• [STATED EXERCISE] How many lines of the entries below contain the string "checkbox"? Give only the number.

Dataset entries:
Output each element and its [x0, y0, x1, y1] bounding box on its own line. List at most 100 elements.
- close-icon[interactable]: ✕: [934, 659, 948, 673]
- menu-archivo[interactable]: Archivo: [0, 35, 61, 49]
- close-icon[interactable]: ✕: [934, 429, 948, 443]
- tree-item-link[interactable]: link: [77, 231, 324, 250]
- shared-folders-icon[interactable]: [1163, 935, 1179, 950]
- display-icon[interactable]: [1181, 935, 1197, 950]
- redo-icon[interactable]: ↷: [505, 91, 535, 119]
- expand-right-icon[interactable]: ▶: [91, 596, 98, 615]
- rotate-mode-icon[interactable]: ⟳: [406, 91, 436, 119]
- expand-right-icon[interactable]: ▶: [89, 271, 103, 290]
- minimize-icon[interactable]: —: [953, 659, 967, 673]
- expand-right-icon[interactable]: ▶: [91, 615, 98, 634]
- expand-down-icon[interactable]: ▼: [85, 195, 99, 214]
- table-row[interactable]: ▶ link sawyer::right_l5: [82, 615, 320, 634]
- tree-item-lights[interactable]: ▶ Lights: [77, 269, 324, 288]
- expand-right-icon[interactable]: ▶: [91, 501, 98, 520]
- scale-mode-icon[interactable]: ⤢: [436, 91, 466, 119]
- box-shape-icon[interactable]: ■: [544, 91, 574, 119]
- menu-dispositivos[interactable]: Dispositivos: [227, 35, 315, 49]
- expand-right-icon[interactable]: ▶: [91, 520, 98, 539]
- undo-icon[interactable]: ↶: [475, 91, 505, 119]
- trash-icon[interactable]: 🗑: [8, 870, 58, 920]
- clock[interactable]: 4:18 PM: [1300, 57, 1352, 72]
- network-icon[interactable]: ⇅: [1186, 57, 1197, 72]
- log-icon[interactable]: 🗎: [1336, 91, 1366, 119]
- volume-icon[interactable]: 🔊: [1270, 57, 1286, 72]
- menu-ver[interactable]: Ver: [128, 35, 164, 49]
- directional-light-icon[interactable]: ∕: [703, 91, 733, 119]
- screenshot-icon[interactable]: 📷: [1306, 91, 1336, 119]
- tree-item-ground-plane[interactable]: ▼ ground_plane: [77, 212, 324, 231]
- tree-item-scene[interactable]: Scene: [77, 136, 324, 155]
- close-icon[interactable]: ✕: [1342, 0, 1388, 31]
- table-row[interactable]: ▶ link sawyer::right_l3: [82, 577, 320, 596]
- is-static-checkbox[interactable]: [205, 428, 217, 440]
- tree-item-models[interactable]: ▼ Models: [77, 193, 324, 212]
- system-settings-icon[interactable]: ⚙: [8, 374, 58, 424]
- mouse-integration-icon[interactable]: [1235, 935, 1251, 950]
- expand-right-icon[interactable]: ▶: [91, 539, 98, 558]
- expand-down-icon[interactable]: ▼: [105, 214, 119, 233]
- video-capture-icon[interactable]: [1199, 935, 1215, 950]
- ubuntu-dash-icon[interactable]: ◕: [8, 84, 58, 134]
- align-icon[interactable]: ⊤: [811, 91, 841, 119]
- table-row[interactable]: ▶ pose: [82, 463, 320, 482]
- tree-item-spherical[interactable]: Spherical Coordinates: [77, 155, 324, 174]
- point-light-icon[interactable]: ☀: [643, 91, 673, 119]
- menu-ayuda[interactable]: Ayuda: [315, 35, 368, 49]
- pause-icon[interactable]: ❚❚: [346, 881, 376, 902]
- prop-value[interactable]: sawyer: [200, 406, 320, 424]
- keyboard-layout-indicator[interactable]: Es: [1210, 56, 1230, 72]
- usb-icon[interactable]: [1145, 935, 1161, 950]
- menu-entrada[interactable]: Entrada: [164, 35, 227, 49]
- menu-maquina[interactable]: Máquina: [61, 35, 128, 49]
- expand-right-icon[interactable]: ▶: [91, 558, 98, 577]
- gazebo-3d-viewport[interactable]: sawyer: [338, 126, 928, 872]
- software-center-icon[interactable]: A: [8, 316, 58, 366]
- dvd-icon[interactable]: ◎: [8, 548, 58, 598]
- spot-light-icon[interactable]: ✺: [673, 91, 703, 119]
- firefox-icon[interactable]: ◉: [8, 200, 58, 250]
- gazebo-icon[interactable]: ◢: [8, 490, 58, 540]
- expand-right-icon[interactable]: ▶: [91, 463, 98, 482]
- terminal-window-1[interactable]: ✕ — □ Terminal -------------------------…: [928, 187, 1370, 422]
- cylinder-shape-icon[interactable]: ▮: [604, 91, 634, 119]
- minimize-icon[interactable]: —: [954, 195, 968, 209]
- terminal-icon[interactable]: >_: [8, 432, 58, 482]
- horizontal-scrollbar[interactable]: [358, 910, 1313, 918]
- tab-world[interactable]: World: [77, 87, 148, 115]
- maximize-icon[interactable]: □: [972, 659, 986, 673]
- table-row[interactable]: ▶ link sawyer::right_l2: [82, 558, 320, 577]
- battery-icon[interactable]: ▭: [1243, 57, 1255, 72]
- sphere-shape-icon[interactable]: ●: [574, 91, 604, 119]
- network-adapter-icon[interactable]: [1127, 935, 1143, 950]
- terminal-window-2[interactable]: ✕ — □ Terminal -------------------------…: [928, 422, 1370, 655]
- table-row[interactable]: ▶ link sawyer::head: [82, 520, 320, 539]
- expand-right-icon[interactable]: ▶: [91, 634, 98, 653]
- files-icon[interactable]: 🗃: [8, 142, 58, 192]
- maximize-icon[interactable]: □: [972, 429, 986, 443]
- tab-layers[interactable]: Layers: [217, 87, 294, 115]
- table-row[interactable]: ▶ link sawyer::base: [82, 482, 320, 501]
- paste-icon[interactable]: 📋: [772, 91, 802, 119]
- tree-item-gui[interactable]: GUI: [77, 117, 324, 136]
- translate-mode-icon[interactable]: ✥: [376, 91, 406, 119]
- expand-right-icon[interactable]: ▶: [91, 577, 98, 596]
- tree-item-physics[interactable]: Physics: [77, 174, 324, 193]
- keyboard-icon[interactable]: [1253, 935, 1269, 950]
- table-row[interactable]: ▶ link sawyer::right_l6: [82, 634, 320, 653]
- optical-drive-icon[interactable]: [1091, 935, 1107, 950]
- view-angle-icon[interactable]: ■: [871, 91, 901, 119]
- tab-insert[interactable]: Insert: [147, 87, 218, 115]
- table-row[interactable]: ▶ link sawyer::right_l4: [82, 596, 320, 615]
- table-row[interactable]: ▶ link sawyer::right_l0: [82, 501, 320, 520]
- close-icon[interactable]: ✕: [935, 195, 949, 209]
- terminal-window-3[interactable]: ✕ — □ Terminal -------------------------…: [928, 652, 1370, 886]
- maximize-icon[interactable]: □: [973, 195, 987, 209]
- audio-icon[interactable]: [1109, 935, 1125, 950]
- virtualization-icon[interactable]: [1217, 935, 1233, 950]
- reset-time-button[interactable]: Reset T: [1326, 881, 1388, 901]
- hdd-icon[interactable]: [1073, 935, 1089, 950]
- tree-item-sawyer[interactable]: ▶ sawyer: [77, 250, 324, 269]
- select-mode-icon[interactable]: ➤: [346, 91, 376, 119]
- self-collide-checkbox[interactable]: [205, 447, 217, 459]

• [FULL SOLUTION] 2